[start of Data for processing]

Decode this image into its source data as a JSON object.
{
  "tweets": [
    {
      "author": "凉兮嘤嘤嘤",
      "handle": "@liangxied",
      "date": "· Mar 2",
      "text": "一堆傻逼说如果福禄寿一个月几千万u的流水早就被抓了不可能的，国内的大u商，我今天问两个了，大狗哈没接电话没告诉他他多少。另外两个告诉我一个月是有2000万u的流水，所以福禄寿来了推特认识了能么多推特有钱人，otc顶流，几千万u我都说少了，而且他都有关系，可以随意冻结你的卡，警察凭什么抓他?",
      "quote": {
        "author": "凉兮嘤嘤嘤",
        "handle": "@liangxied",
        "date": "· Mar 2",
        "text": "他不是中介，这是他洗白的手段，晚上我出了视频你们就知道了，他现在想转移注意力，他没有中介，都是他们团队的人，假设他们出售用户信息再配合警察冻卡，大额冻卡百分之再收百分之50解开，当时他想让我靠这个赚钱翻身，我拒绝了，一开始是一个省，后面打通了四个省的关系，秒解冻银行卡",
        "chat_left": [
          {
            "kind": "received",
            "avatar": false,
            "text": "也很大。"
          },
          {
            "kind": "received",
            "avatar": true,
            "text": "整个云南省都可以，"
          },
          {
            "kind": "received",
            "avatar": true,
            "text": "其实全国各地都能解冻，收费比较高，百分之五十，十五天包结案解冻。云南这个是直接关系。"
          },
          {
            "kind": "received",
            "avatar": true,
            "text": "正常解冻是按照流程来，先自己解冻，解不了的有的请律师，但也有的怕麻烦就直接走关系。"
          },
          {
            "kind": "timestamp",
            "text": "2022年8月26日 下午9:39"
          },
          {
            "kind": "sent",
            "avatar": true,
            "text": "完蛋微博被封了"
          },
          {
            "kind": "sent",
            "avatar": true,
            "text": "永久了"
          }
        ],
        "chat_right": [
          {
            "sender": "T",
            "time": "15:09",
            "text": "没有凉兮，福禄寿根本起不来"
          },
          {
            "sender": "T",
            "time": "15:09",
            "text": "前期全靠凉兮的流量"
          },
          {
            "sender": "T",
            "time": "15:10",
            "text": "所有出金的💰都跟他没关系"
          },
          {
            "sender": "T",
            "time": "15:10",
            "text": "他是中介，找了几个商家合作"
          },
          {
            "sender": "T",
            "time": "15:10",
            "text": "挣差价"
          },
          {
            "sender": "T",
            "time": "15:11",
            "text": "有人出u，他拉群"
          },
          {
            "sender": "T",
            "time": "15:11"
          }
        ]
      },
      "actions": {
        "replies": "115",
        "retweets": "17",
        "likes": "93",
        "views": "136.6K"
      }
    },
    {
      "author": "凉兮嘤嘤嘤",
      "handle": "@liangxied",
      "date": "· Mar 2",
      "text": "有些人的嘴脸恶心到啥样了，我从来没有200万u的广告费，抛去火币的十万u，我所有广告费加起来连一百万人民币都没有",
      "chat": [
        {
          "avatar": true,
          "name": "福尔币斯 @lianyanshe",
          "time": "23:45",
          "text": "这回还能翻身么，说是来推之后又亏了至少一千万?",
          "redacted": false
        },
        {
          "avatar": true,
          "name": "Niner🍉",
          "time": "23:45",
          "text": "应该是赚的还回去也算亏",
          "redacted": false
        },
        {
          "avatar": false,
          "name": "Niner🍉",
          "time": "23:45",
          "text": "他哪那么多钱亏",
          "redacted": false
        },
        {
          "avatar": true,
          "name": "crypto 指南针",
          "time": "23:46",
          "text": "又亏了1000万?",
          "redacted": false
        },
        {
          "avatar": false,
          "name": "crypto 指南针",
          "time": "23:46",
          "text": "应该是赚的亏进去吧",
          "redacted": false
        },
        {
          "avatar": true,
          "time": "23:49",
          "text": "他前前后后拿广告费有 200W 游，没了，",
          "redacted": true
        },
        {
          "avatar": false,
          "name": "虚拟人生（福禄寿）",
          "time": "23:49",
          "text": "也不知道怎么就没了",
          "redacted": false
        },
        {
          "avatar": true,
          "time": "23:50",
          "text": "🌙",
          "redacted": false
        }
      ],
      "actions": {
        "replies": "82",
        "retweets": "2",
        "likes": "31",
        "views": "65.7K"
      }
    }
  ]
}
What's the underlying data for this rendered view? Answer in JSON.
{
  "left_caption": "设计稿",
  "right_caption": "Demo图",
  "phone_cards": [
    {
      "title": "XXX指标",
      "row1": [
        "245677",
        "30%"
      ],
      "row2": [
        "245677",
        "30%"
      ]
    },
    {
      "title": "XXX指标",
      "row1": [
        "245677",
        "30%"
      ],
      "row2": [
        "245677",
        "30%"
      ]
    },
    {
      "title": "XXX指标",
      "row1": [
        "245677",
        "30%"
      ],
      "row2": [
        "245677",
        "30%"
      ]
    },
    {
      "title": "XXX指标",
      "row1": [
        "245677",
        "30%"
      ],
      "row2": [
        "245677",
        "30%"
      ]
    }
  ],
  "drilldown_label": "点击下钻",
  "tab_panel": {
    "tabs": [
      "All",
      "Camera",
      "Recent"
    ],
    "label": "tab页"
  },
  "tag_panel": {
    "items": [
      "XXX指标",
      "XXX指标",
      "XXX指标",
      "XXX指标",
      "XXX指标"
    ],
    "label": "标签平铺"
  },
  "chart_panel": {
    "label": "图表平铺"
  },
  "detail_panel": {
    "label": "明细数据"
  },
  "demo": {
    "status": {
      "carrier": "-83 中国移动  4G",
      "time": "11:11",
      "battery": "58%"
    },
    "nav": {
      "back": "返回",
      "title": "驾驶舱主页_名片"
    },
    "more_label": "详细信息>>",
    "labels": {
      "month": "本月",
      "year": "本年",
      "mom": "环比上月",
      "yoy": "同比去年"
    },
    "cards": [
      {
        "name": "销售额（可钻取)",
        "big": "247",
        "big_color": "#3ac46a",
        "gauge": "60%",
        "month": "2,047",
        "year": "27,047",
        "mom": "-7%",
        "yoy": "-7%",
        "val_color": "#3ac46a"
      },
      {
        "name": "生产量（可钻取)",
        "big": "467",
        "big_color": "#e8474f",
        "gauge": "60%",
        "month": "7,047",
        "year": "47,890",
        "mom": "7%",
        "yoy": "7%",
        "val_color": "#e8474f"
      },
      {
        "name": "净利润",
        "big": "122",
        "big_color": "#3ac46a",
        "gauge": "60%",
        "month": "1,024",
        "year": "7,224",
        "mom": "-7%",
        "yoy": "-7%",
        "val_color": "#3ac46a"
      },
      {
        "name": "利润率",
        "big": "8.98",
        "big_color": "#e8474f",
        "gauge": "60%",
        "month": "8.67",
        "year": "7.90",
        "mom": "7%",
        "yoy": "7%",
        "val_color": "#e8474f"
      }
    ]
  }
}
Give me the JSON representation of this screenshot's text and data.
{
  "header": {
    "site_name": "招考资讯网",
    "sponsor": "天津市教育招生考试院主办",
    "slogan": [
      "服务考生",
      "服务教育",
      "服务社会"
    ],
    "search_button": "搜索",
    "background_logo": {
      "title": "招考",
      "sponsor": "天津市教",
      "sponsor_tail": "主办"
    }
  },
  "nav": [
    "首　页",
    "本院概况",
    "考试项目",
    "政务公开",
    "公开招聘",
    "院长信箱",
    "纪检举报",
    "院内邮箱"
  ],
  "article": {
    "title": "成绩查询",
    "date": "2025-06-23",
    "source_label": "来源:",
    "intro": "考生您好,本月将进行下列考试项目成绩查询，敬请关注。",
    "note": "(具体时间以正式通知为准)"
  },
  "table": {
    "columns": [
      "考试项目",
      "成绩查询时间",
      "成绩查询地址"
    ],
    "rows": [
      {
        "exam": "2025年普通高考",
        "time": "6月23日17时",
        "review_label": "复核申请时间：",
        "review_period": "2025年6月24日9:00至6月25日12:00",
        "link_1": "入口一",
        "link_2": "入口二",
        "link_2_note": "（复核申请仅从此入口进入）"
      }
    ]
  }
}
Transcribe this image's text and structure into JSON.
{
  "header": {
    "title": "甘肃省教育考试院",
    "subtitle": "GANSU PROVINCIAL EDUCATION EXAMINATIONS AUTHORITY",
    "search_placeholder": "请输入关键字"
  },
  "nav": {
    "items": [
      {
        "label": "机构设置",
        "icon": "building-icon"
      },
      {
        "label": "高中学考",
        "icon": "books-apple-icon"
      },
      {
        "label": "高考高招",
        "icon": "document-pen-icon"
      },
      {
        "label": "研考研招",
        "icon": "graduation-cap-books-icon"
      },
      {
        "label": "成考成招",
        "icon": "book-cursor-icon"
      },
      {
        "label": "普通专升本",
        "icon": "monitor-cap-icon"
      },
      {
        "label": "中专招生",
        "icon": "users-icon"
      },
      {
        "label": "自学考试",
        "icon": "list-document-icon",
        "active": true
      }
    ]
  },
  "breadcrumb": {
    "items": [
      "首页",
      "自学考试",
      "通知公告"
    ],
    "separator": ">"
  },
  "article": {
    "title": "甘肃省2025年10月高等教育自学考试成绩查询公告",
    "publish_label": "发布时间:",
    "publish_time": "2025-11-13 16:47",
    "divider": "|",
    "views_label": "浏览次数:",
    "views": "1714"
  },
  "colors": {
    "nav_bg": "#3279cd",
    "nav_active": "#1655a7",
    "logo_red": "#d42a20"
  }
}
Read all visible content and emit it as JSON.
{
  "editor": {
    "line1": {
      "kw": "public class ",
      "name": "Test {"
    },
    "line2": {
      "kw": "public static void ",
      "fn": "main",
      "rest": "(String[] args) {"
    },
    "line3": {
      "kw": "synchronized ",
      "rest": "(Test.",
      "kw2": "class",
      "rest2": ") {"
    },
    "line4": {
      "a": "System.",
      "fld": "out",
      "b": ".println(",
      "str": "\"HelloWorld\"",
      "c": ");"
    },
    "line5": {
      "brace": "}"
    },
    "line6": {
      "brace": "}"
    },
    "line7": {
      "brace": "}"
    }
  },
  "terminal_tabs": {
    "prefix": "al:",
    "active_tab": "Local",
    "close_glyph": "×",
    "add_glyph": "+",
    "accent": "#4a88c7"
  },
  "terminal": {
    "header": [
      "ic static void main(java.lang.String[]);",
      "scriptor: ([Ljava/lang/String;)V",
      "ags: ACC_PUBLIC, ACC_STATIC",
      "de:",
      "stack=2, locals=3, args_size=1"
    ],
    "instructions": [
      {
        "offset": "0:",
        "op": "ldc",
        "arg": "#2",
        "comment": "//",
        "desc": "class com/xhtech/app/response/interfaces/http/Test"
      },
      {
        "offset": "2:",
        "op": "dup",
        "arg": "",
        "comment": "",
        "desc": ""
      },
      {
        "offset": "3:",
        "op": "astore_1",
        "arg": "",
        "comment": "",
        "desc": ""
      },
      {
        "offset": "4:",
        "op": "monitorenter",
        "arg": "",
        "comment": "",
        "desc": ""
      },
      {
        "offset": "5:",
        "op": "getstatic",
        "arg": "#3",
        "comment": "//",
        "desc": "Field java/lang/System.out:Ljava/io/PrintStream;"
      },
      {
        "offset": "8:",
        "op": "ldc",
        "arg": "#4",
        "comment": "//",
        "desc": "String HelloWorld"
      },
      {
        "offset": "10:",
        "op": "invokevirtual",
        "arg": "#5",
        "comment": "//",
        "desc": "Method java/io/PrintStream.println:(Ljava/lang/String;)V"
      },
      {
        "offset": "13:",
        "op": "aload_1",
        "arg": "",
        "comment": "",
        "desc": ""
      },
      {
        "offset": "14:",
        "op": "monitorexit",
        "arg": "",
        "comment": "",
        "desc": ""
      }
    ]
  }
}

[end of Data for processing]

__Exercise prompt__: Each line containing the word "println" counts once; report the total alone.

__Correct output__: 2